## Aim of the task
Pull out each line from the records below that contains the string "Allow", copying it unchanged.

## Material for this task
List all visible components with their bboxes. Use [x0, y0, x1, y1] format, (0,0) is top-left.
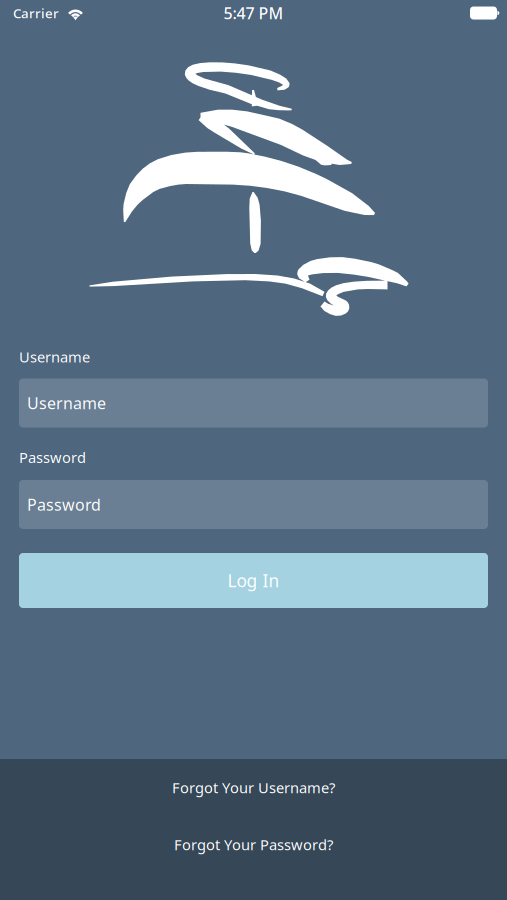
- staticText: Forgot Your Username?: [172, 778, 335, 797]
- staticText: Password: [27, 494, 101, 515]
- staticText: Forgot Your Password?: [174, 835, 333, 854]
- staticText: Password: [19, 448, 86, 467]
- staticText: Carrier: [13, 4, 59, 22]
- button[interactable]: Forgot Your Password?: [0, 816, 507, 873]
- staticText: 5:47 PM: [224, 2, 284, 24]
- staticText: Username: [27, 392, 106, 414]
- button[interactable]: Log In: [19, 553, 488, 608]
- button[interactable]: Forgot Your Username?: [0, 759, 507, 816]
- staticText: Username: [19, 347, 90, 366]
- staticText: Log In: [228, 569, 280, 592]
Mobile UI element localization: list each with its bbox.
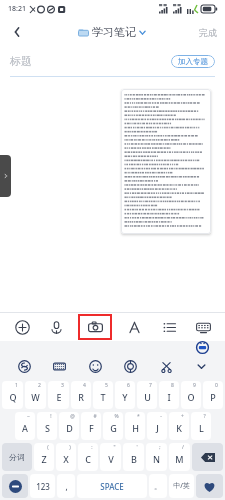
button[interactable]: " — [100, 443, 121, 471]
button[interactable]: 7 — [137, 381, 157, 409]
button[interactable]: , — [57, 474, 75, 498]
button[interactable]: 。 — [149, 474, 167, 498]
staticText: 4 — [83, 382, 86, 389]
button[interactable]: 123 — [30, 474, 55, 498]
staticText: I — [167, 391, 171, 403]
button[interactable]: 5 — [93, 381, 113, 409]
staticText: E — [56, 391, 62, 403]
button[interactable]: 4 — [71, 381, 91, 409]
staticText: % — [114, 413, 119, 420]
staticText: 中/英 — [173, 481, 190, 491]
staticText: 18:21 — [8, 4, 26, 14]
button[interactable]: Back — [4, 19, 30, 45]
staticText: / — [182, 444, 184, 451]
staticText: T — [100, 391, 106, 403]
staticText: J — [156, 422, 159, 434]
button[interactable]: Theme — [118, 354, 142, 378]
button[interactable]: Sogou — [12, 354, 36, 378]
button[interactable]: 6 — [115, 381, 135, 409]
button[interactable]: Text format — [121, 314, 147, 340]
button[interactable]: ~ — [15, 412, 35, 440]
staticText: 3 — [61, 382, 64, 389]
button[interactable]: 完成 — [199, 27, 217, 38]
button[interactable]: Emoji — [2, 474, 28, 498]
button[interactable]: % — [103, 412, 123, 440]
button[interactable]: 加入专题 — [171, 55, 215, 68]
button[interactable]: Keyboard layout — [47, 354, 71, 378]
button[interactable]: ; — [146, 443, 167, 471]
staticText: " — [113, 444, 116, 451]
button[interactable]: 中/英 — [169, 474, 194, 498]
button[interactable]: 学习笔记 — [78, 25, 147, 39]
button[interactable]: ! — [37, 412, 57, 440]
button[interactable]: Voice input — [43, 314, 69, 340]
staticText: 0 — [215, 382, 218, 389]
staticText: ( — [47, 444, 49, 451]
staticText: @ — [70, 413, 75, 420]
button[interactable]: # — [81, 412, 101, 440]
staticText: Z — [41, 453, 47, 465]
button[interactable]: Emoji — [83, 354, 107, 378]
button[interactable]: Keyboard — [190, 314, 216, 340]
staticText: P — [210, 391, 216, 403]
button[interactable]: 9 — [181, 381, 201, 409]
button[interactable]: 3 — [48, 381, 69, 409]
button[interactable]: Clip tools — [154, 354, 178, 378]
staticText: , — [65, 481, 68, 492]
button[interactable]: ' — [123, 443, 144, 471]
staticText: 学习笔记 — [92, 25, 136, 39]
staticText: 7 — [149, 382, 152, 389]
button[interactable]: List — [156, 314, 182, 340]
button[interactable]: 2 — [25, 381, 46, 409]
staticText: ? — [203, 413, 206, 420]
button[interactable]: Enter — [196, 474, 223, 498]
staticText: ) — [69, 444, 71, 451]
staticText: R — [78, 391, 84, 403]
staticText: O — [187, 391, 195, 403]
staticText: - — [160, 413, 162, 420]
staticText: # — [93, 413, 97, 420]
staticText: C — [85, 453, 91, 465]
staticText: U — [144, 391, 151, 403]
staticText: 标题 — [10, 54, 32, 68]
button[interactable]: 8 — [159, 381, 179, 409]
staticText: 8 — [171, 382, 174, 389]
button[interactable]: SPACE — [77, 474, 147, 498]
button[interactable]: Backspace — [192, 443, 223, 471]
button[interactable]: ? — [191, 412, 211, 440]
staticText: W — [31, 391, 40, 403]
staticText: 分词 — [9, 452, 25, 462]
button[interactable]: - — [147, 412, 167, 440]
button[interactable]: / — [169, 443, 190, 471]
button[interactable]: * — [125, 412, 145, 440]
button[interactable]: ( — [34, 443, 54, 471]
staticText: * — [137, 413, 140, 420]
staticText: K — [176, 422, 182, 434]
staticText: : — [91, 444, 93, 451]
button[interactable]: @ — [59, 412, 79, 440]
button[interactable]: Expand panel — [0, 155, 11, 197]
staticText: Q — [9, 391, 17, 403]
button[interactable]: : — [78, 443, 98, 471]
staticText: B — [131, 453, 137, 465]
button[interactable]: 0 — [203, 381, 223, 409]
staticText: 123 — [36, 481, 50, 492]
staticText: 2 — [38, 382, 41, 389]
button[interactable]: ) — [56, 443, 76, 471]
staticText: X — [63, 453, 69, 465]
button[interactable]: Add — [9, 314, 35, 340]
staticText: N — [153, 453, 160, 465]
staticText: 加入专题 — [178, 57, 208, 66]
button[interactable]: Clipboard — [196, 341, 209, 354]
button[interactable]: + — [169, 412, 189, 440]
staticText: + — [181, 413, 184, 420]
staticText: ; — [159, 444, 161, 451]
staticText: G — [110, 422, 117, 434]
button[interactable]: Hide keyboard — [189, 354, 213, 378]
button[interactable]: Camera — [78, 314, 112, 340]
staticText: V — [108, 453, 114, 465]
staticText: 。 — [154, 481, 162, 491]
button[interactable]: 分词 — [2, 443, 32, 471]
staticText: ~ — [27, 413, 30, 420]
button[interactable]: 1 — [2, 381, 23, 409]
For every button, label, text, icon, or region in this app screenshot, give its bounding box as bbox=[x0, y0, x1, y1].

* * *

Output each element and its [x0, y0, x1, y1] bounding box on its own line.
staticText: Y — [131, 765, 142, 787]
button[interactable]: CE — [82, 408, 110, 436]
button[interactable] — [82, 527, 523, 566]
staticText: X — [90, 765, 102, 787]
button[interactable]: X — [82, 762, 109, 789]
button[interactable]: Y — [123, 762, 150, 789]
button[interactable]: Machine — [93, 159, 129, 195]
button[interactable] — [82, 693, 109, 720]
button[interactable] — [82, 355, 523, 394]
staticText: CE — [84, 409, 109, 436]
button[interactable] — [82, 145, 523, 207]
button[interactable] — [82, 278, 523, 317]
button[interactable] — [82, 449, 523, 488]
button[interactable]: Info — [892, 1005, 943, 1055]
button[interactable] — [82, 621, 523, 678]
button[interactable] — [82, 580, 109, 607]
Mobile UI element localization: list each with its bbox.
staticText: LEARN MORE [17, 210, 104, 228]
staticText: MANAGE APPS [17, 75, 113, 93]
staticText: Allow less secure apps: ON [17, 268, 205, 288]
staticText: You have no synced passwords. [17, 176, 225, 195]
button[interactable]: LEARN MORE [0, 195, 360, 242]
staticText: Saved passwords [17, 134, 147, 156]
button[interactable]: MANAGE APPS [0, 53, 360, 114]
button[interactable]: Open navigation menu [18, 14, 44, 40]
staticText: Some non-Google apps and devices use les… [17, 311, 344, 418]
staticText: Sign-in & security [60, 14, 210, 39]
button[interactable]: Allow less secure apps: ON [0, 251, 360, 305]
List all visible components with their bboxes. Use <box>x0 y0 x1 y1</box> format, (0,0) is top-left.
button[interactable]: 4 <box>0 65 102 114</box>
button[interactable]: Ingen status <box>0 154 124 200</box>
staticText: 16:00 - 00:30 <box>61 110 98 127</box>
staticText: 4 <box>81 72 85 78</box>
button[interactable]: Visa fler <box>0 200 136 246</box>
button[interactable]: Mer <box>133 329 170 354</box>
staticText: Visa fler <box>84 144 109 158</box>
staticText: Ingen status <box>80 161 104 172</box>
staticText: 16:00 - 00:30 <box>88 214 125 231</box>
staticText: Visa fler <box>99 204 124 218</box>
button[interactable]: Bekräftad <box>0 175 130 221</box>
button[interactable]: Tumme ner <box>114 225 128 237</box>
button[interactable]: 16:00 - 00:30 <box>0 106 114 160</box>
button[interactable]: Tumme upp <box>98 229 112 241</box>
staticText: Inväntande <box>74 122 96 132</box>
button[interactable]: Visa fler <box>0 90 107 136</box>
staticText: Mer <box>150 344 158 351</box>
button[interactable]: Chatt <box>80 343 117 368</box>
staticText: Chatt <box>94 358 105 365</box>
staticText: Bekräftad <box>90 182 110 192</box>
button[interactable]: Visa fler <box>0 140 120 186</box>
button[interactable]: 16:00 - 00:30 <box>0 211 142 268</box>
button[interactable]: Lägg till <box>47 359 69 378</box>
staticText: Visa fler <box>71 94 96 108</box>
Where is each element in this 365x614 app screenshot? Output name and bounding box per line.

## Output for this exercise
staticText: Allow less secure apps: ON [17, 268, 205, 288]
button[interactable]: Allow less secure apps: ON [0, 251, 360, 305]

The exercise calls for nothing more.